• **WHAT YOU NEED TO DO**
Leave out the pictures and restate the rest of the data exactly.

• **MATERIAL FOR THE TASK**
········
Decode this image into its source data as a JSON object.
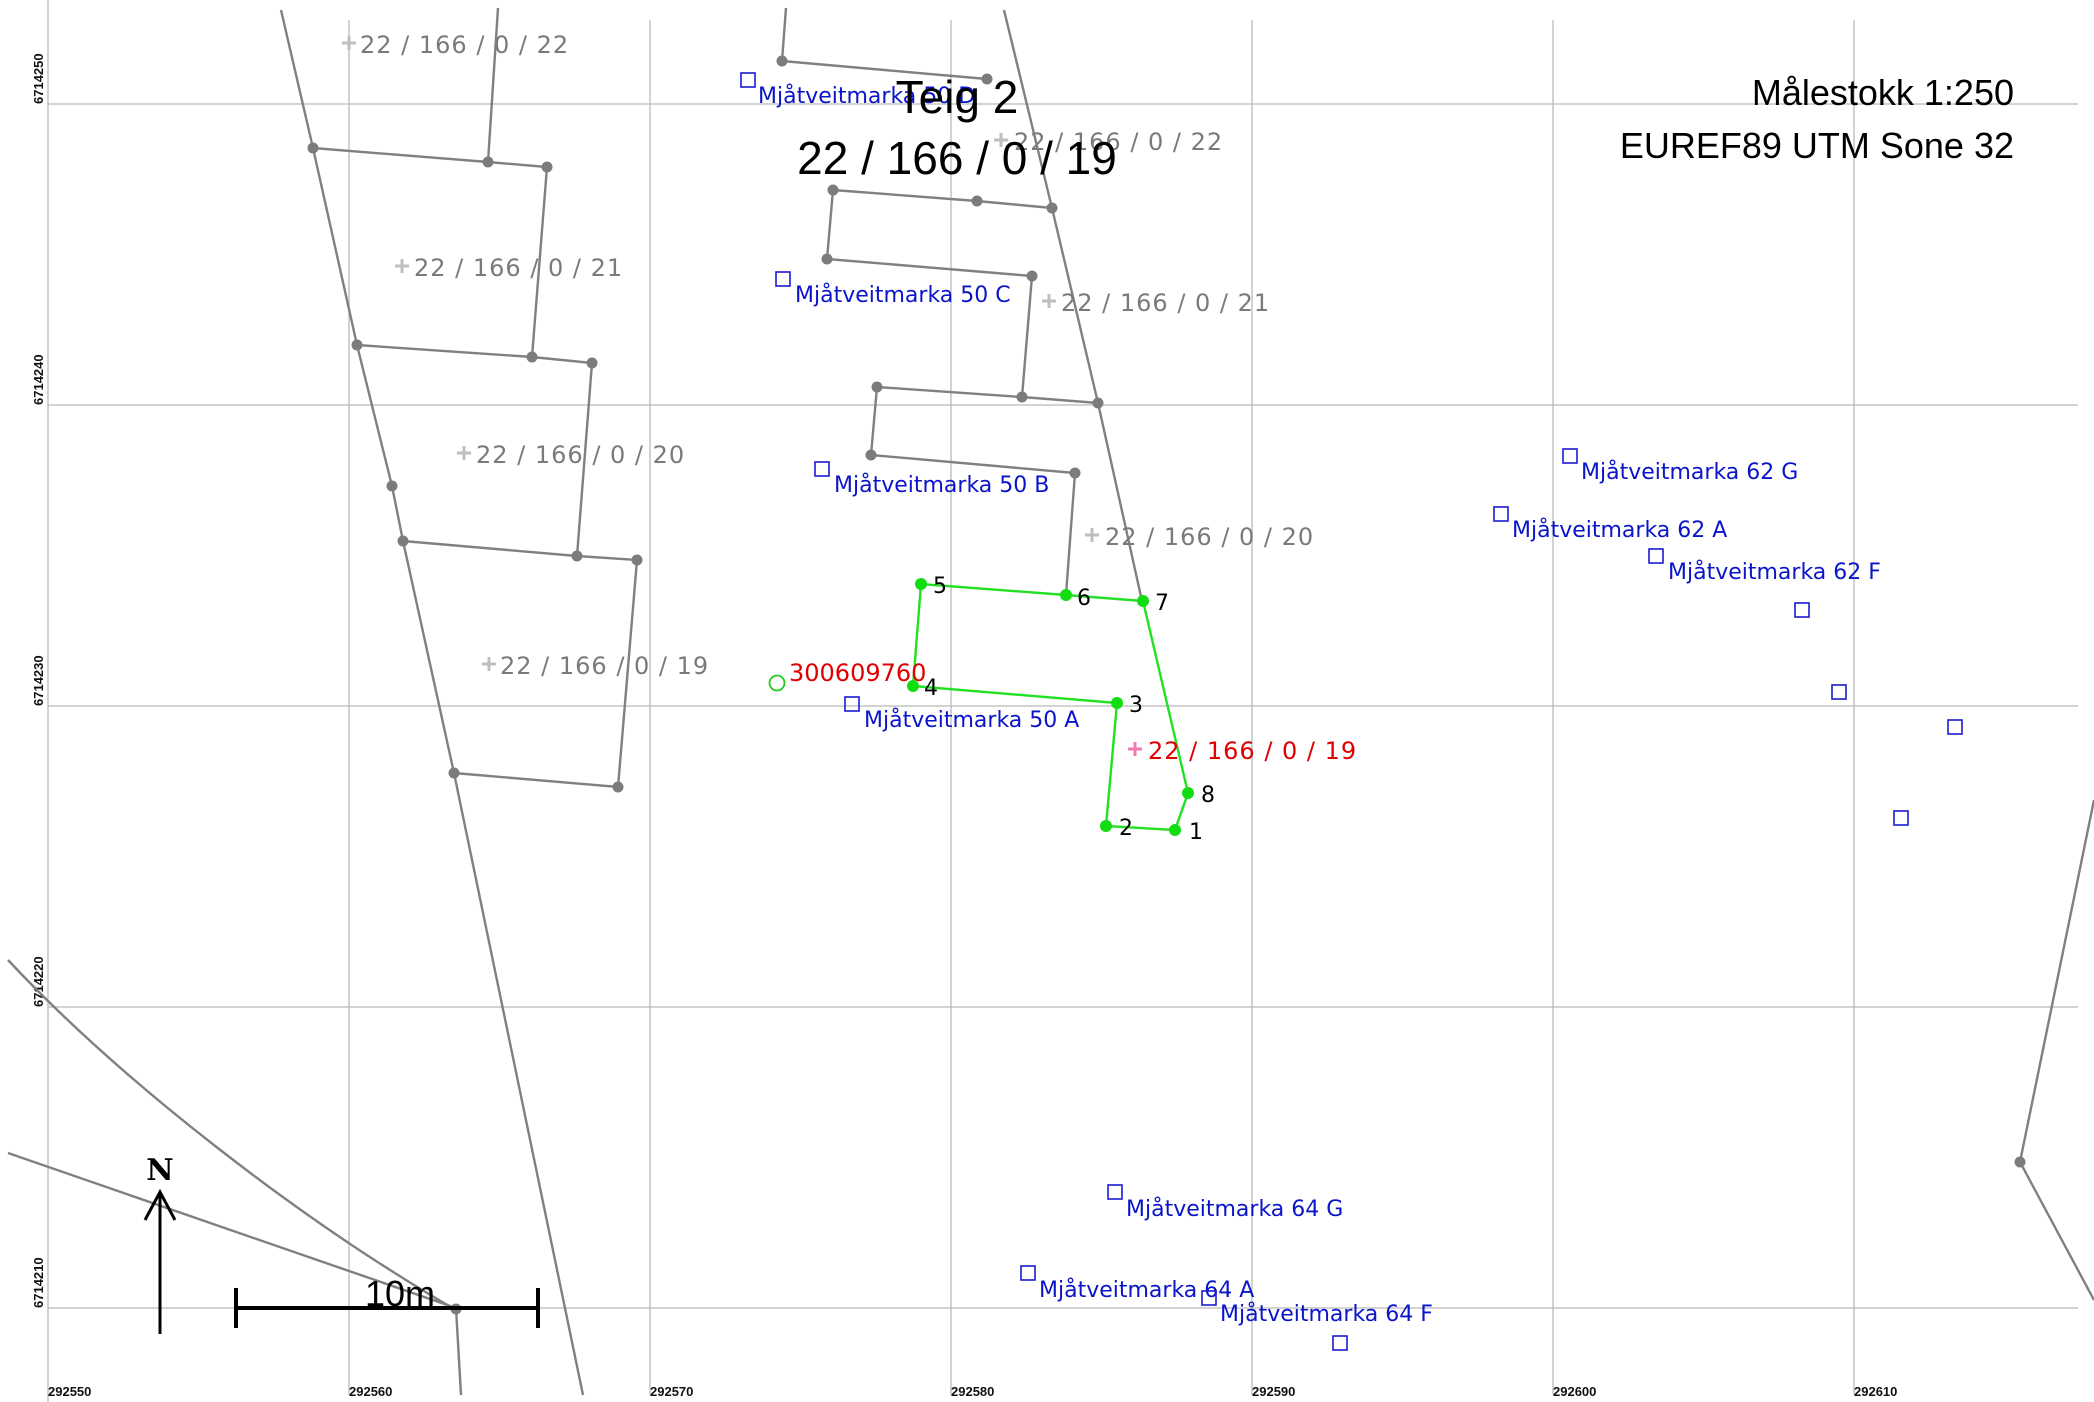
{
  "map": {
    "title_line1": "Teig 2",
    "title_line2": "22 / 166 / 0 / 19",
    "scale_text": "Målestokk 1:250",
    "crs_text": "EUREF89 UTM Sone 32",
    "north_label": "N",
    "scalebar_label": "10m",
    "colors": {
      "parcel_lines": "#808080",
      "teig_boundary": "#22e022",
      "address": "#0a14c8",
      "highlight": "#e00000"
    }
  },
  "axes": {
    "x_ticks": [
      "292550",
      "292560",
      "292570",
      "292580",
      "292590",
      "292600",
      "292610"
    ],
    "y_ticks": [
      "6714250",
      "6714240",
      "6714230",
      "6714220",
      "6714210"
    ]
  },
  "teig_points": [
    "1",
    "2",
    "3",
    "4",
    "5",
    "6",
    "7",
    "8"
  ],
  "parcel_labels": [
    "22 / 166 / 0 / 22",
    "22 / 166 / 0 / 21",
    "22 / 166 / 0 / 20",
    "22 / 166 / 0 / 19",
    "22 / 166 / 0 / 22",
    "22 / 166 / 0 / 21",
    "22 / 166 / 0 / 20"
  ],
  "selected_parcel_label": "22 / 166 / 0 / 19",
  "point_id_label": "300609760",
  "addresses": [
    "Mjåtveitmarka 50 D",
    "Mjåtveitmarka 50 C",
    "Mjåtveitmarka 50 B",
    "Mjåtveitmarka 50 A",
    "Mjåtveitmarka 62 G",
    "Mjåtveitmarka 62 A",
    "Mjåtveitmarka 62 F",
    "Mjåtveitmarka 64 G",
    "Mjåtveitmarka 64 A",
    "Mjåtveitmarka 64 F"
  ]
}
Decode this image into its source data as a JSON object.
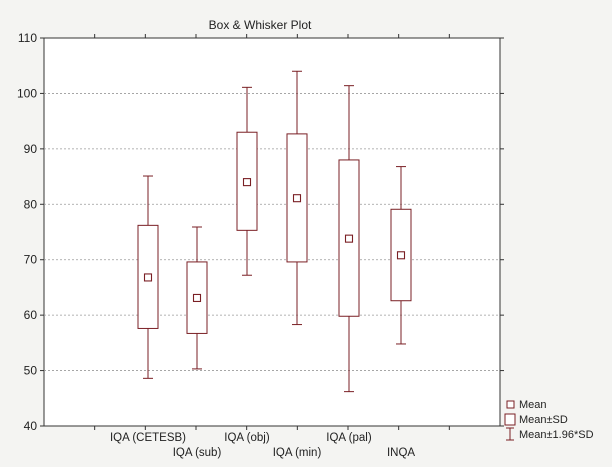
{
  "chart_data": {
    "type": "box",
    "title": "Box & Whisker Plot",
    "xlabel": "",
    "ylabel": "",
    "ylim": [
      40,
      110
    ],
    "yticks": [
      40,
      50,
      60,
      70,
      80,
      90,
      100,
      110
    ],
    "grid": "horizontal dashed",
    "categories": [
      "IQA (CETESB)",
      "IQA (sub)",
      "IQA (obj)",
      "IQA (min)",
      "IQA (pal)",
      "INQA"
    ],
    "series": [
      {
        "mean": [
          66.8,
          63.1,
          84.0,
          81.1,
          73.8,
          70.8
        ],
        "mean_minus_sd": [
          57.6,
          56.7,
          75.3,
          69.6,
          59.8,
          62.6
        ],
        "mean_plus_sd": [
          76.2,
          69.6,
          93.0,
          92.7,
          88.0,
          79.1
        ],
        "whisker_low": [
          48.6,
          50.3,
          67.2,
          58.3,
          46.2,
          54.8
        ],
        "whisker_high": [
          85.1,
          75.9,
          101.1,
          104.0,
          101.4,
          86.8
        ]
      }
    ],
    "legend": {
      "position": "bottom-right",
      "entries": [
        "Mean",
        "Mean±SD",
        "Mean±1.96*SD"
      ]
    },
    "colors": {
      "series": "#7a1f24",
      "plot_background": "#ffffff",
      "page_background": "#f4f4f2",
      "grid": "#9a9a9a",
      "frame": "#333333"
    }
  }
}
········
• **ANSWER TO THIS TASK**
Decode this image into its source data as a JSON object.
{
  "map": {
    "title_line1": "Teig 2",
    "title_line2": "22 / 166 / 0 / 19",
    "scale_text": "Målestokk 1:250",
    "crs_text": "EUREF89 UTM Sone 32",
    "north_label": "N",
    "scalebar_label": "10m",
    "colors": {
      "parcel_lines": "#808080",
      "teig_boundary": "#22e022",
      "address": "#0a14c8",
      "highlight": "#e00000"
    }
  },
  "axes": {
    "x_ticks": [
      "292550",
      "292560",
      "292570",
      "292580",
      "292590",
      "292600",
      "292610"
    ],
    "y_ticks": [
      "6714250",
      "6714240",
      "6714230",
      "6714220",
      "6714210"
    ]
  },
  "teig_points": [
    "1",
    "2",
    "3",
    "4",
    "5",
    "6",
    "7",
    "8"
  ],
  "parcel_labels": [
    "22 / 166 / 0 / 22",
    "22 / 166 / 0 / 21",
    "22 / 166 / 0 / 20",
    "22 / 166 / 0 / 19",
    "22 / 166 / 0 / 22",
    "22 / 166 / 0 / 21",
    "22 / 166 / 0 / 20"
  ],
  "selected_parcel_label": "22 / 166 / 0 / 19",
  "point_id_label": "300609760",
  "addresses": [
    "Mjåtveitmarka 50 D",
    "Mjåtveitmarka 50 C",
    "Mjåtveitmarka 50 B",
    "Mjåtveitmarka 50 A",
    "Mjåtveitmarka 62 G",
    "Mjåtveitmarka 62 A",
    "Mjåtveitmarka 62 F",
    "Mjåtveitmarka 64 G",
    "Mjåtveitmarka 64 A",
    "Mjåtveitmarka 64 F"
  ]
}
Decode this image into its source data as a JSON object.
{
  "chart_data": {
    "type": "box",
    "title": "Box & Whisker Plot",
    "xlabel": "",
    "ylabel": "",
    "ylim": [
      40,
      110
    ],
    "yticks": [
      40,
      50,
      60,
      70,
      80,
      90,
      100,
      110
    ],
    "grid": "horizontal dashed",
    "categories": [
      "IQA (CETESB)",
      "IQA (sub)",
      "IQA (obj)",
      "IQA (min)",
      "IQA (pal)",
      "INQA"
    ],
    "series": [
      {
        "mean": [
          66.8,
          63.1,
          84.0,
          81.1,
          73.8,
          70.8
        ],
        "mean_minus_sd": [
          57.6,
          56.7,
          75.3,
          69.6,
          59.8,
          62.6
        ],
        "mean_plus_sd": [
          76.2,
          69.6,
          93.0,
          92.7,
          88.0,
          79.1
        ],
        "whisker_low": [
          48.6,
          50.3,
          67.2,
          58.3,
          46.2,
          54.8
        ],
        "whisker_high": [
          85.1,
          75.9,
          101.1,
          104.0,
          101.4,
          86.8
        ]
      }
    ],
    "legend": {
      "position": "bottom-right",
      "entries": [
        "Mean",
        "Mean±SD",
        "Mean±1.96*SD"
      ]
    },
    "colors": {
      "series": "#7a1f24",
      "plot_background": "#ffffff",
      "page_background": "#f4f4f2",
      "grid": "#9a9a9a",
      "frame": "#333333"
    }
  }
}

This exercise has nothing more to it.